**Exercise directions**
Gather, from the listing beneath this task, every line holding the string "structured".

**Records for processing**
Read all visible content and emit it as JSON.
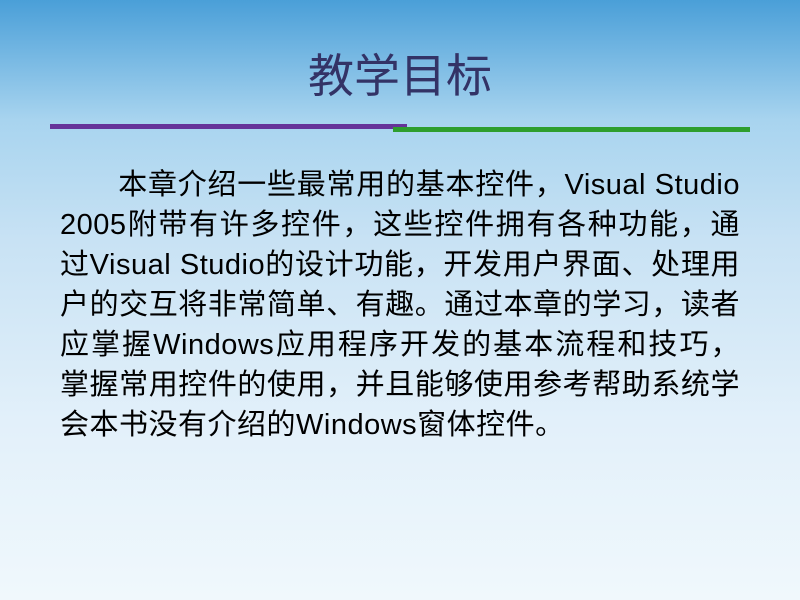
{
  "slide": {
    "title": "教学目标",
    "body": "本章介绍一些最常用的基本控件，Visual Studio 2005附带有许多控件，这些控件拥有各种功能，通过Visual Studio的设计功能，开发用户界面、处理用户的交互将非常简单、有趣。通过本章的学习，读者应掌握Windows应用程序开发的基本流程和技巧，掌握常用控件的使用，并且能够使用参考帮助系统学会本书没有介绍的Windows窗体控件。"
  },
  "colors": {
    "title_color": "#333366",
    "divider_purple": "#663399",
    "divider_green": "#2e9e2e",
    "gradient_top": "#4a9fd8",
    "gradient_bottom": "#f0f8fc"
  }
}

* * *

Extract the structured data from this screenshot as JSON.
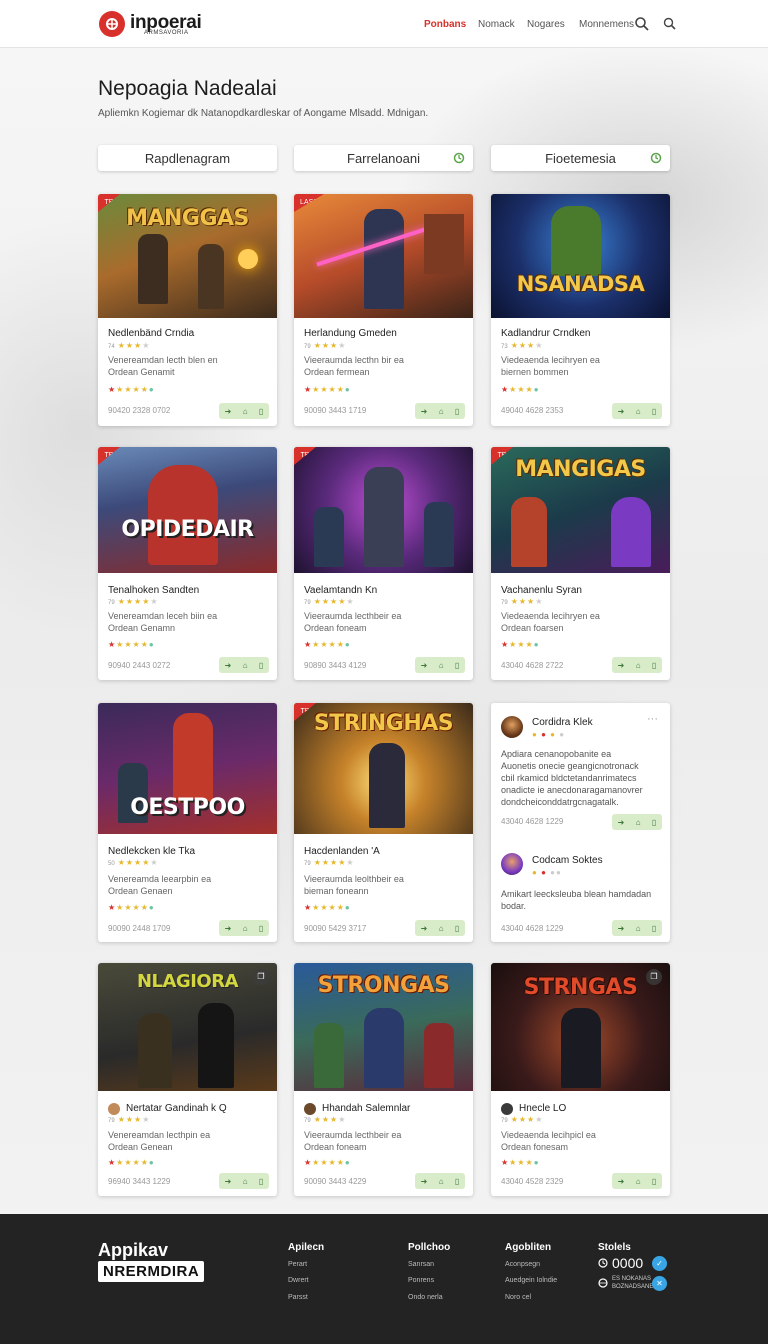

* * *

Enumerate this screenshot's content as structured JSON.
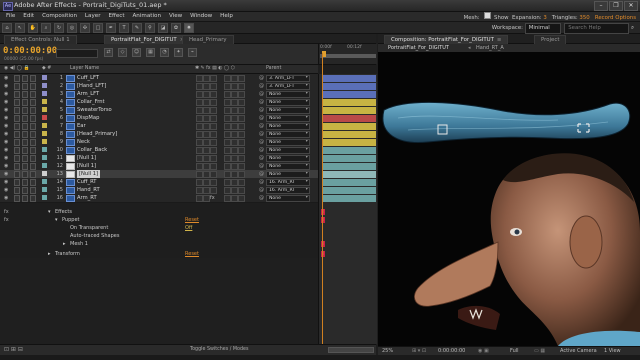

**Solution to this exercise**
Extract the structured data from this screenshot as JSON.
Enumerate this screenshot's content as structured JSON.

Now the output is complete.